◆ Stated problem: Copy the data exactly as it appears, and do not include any pictures.
====
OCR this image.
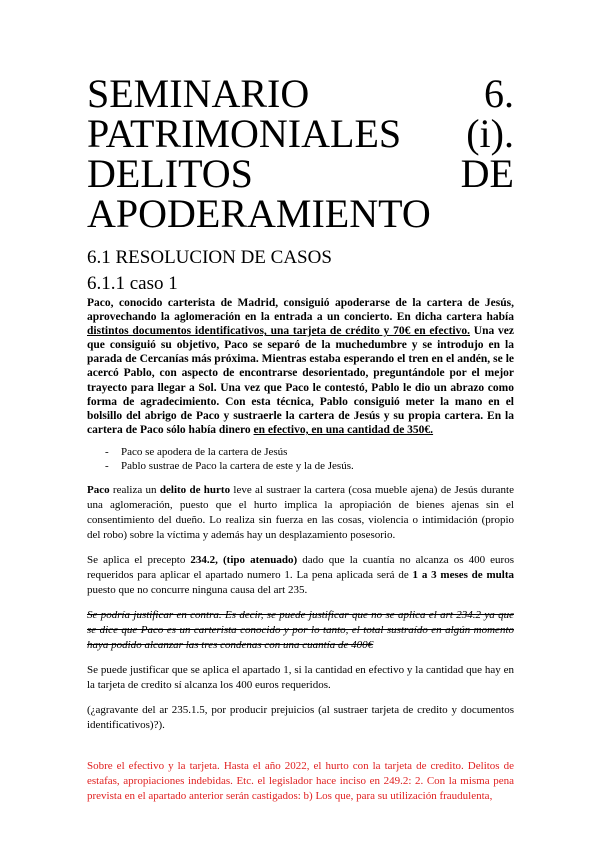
SEMINARIO	6.
PATRIMONIALES (i).
DELITOS	DE
APODERAMIENTO
6.1 RESOLUCION DE CASOS
6.1.1 caso 1

Paco, conocido carterista de Madrid, consiguió apoderarse de la cartera de Jesús, aprovechando la aglomeración en la entrada a un concierto. En dicha cartera había distintos documentos identificativos, una tarjeta de crédito y 70€ en efectivo. Una vez que consiguió su objetivo, Paco se separó de la muchedumbre y se introdujo en la parada de Cercanías más próxima. Mientras estaba esperando el tren en el andén, se le acercó Pablo, con aspecto de encontrarse desorientado, preguntándole por el mejor trayecto para llegar a Sol. Una vez que Paco le contestó, Pablo le dio un abrazo como forma de agradecimiento. Con esta técnica, Pablo consiguió meter la mano en el bolsillo del abrigo de Paco y sustraerle la cartera de Jesús y su propia cartera. En la cartera de Paco sólo había dinero en efectivo, en una cantidad de 350€.

- Paco se apodera de la cartera de Jesús
- Pablo sustrae de Paco la cartera de este y la de Jesús.

Paco realiza un delito de hurto leve al sustraer la cartera (cosa mueble ajena) de Jesús durante una aglomeración, puesto que el hurto implica la apropiación de bienes ajenas sin el consentimiento del dueño. Lo realiza sin fuerza en las cosas, violencia o intimidación (propio del robo) sobre la víctima y además hay un desplazamiento posesorio.

Se aplica el precepto 234.2, (tipo atenuado) dado que la cuantía no alcanza os 400 euros requeridos para aplicar el apartado numero 1. La pena aplicada será de 1 a 3 meses de multa puesto que no concurre ninguna causa del art 235.

Se podría justificar en contra. Es decir, se puede justificar que no se aplica el art 234.2 ya que se dice que Paco es un carterista conocido y por lo tanto, el total sustraído en algún momento haya podido alcanzar las tres condenas con una cuantía de 400€

Se puede justificar que se aplica el apartado 1, si la cantidad en efectivo y la cantidad que hay en la tarjeta de credito sí alcanza los 400 euros requeridos.

(¿agravante del ar 235.1.5, por producir prejuicios (al sustraer tarjeta de credito y documentos identificativos)?).

Sobre el efectivo y la tarjeta. Hasta el año 2022, el hurto con la tarjeta de credito. Delitos de estafas, apropiaciones indebidas. Etc. el legislador hace inciso en 249.2: 2. Con la misma pena prevista en el apartado anterior serán castigados: b) Los que, para su utilización fraudulenta,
====
◆ Task result:
OCR this image.
SEMINARIO	6.
PATRIMONIALES (i).
DELITOS	DE
APODERAMIENTO
6.1 RESOLUCION DE CASOS
6.1.1 caso 1

Paco, conocido carterista de Madrid, consiguió apoderarse de la cartera de Jesús, aprovechando la aglomeración en la entrada a un concierto. En dicha cartera había distintos documentos identificativos, una tarjeta de crédito y 70€ en efectivo. Una vez que consiguió su objetivo, Paco se separó de la muchedumbre y se introdujo en la parada de Cercanías más próxima. Mientras estaba esperando el tren en el andén, se le acercó Pablo, con aspecto de encontrarse desorientado, preguntándole por el mejor trayecto para llegar a Sol. Una vez que Paco le contestó, Pablo le dio un abrazo como forma de agradecimiento. Con esta técnica, Pablo consiguió meter la mano en el bolsillo del abrigo de Paco y sustraerle la cartera de Jesús y su propia cartera. En la cartera de Paco sólo había dinero en efectivo, en una cantidad de 350€.

- Paco se apodera de la cartera de Jesús
- Pablo sustrae de Paco la cartera de este y la de Jesús.

Paco realiza un delito de hurto leve al sustraer la cartera (cosa mueble ajena) de Jesús durante una aglomeración, puesto que el hurto implica la apropiación de bienes ajenas sin el consentimiento del dueño. Lo realiza sin fuerza en las cosas, violencia o intimidación (propio del robo) sobre la víctima y además hay un desplazamiento posesorio.

Se aplica el precepto 234.2, (tipo atenuado) dado que la cuantía no alcanza os 400 euros requeridos para aplicar el apartado numero 1. La pena aplicada será de 1 a 3 meses de multa puesto que no concurre ninguna causa del art 235.

Se podría justificar en contra. Es decir, se puede justificar que no se aplica el art 234.2 ya que se dice que Paco es un carterista conocido y por lo tanto, el total sustraído en algún momento haya podido alcanzar las tres condenas con una cuantía de 400€

Se puede justificar que se aplica el apartado 1, si la cantidad en efectivo y la cantidad que hay en la tarjeta de credito sí alcanza los 400 euros requeridos.

(¿agravante del ar 235.1.5, por producir prejuicios (al sustraer tarjeta de credito y documentos identificativos)?).

Sobre el efectivo y la tarjeta. Hasta el año 2022, el hurto con la tarjeta de credito. Delitos de estafas, apropiaciones indebidas. Etc. el legislador hace inciso en 249.2: 2. Con la misma pena prevista en el apartado anterior serán castigados: b) Los que, para su utilización fraudulenta,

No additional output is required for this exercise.